### Exercise task
Below are some entries. Output each one exactly as it appears.

### Data provided
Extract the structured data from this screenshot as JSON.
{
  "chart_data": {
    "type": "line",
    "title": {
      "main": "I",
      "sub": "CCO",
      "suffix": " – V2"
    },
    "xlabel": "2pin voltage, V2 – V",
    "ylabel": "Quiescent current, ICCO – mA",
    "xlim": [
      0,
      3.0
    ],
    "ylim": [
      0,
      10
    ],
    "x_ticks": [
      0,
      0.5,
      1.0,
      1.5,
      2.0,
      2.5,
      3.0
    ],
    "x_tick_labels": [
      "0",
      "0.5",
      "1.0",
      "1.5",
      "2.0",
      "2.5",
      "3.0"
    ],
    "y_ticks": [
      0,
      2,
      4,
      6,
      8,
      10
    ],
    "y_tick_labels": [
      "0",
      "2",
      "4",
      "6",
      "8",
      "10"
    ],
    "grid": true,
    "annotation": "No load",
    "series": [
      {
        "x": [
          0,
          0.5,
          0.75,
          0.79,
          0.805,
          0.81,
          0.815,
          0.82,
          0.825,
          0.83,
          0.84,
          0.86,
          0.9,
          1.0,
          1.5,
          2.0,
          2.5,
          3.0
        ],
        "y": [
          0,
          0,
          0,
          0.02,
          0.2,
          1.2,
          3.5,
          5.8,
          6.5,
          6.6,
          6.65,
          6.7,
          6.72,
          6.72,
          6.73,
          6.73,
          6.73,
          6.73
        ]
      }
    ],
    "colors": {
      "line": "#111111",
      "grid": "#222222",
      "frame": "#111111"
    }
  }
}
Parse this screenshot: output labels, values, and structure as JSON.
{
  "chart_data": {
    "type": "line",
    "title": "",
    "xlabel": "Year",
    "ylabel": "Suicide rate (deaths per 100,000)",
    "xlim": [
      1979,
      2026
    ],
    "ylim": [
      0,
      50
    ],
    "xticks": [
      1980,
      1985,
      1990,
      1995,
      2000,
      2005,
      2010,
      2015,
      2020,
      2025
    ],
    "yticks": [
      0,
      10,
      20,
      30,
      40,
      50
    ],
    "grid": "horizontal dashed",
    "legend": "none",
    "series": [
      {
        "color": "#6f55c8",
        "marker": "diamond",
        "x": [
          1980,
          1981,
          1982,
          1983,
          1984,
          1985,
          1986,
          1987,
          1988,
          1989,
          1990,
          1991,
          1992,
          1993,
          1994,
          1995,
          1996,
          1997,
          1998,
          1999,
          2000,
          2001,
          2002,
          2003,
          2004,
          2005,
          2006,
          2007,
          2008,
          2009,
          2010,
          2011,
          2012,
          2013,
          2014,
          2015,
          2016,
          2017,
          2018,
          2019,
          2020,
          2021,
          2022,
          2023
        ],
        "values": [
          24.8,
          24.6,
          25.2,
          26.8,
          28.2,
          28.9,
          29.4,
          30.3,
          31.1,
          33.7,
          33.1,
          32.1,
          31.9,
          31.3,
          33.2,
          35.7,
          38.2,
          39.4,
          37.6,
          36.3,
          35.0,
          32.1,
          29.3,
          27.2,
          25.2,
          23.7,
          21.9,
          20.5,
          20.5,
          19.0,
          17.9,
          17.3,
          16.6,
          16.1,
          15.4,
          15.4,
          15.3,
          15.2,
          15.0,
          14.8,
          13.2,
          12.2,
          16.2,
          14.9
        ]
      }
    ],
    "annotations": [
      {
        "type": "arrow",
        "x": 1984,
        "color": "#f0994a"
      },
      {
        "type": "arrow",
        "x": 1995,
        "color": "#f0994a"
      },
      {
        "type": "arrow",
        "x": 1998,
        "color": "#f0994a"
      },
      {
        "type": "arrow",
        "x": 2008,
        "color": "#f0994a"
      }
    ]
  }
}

### Task output
Extract the structured data from this screenshot as JSON.
{
  "chart_data": {
    "type": "line",
    "title": {
      "main": "I",
      "sub": "CCO",
      "suffix": " – V2"
    },
    "xlabel": "2pin voltage, V2 – V",
    "ylabel": "Quiescent current, ICCO – mA",
    "xlim": [
      0,
      3.0
    ],
    "ylim": [
      0,
      10
    ],
    "x_ticks": [
      0,
      0.5,
      1.0,
      1.5,
      2.0,
      2.5,
      3.0
    ],
    "x_tick_labels": [
      "0",
      "0.5",
      "1.0",
      "1.5",
      "2.0",
      "2.5",
      "3.0"
    ],
    "y_ticks": [
      0,
      2,
      4,
      6,
      8,
      10
    ],
    "y_tick_labels": [
      "0",
      "2",
      "4",
      "6",
      "8",
      "10"
    ],
    "grid": true,
    "annotation": "No load",
    "series": [
      {
        "x": [
          0,
          0.5,
          0.75,
          0.79,
          0.805,
          0.81,
          0.815,
          0.82,
          0.825,
          0.83,
          0.84,
          0.86,
          0.9,
          1.0,
          1.5,
          2.0,
          2.5,
          3.0
        ],
        "y": [
          0,
          0,
          0,
          0.02,
          0.2,
          1.2,
          3.5,
          5.8,
          6.5,
          6.6,
          6.65,
          6.7,
          6.72,
          6.72,
          6.73,
          6.73,
          6.73,
          6.73
        ]
      }
    ],
    "colors": {
      "line": "#111111",
      "grid": "#222222",
      "frame": "#111111"
    }
  }
}
Parse this screenshot: output labels, values, and structure as JSON.
{
  "chart_data": {
    "type": "line",
    "title": "",
    "xlabel": "Year",
    "ylabel": "Suicide rate (deaths per 100,000)",
    "xlim": [
      1979,
      2026
    ],
    "ylim": [
      0,
      50
    ],
    "xticks": [
      1980,
      1985,
      1990,
      1995,
      2000,
      2005,
      2010,
      2015,
      2020,
      2025
    ],
    "yticks": [
      0,
      10,
      20,
      30,
      40,
      50
    ],
    "grid": "horizontal dashed",
    "legend": "none",
    "series": [
      {
        "color": "#6f55c8",
        "marker": "diamond",
        "x": [
          1980,
          1981,
          1982,
          1983,
          1984,
          1985,
          1986,
          1987,
          1988,
          1989,
          1990,
          1991,
          1992,
          1993,
          1994,
          1995,
          1996,
          1997,
          1998,
          1999,
          2000,
          2001,
          2002,
          2003,
          2004,
          2005,
          2006,
          2007,
          2008,
          2009,
          2010,
          2011,
          2012,
          2013,
          2014,
          2015,
          2016,
          2017,
          2018,
          2019,
          2020,
          2021,
          2022,
          2023
        ],
        "values": [
          24.8,
          24.6,
          25.2,
          26.8,
          28.2,
          28.9,
          29.4,
          30.3,
          31.1,
          33.7,
          33.1,
          32.1,
          31.9,
          31.3,
          33.2,
          35.7,
          38.2,
          39.4,
          37.6,
          36.3,
          35.0,
          32.1,
          29.3,
          27.2,
          25.2,
          23.7,
          21.9,
          20.5,
          20.5,
          19.0,
          17.9,
          17.3,
          16.6,
          16.1,
          15.4,
          15.4,
          15.3,
          15.2,
          15.0,
          14.8,
          13.2,
          12.2,
          16.2,
          14.9
        ]
      }
    ],
    "annotations": [
      {
        "type": "arrow",
        "x": 1984,
        "color": "#f0994a"
      },
      {
        "type": "arrow",
        "x": 1995,
        "color": "#f0994a"
      },
      {
        "type": "arrow",
        "x": 1998,
        "color": "#f0994a"
      },
      {
        "type": "arrow",
        "x": 2008,
        "color": "#f0994a"
      }
    ]
  }
}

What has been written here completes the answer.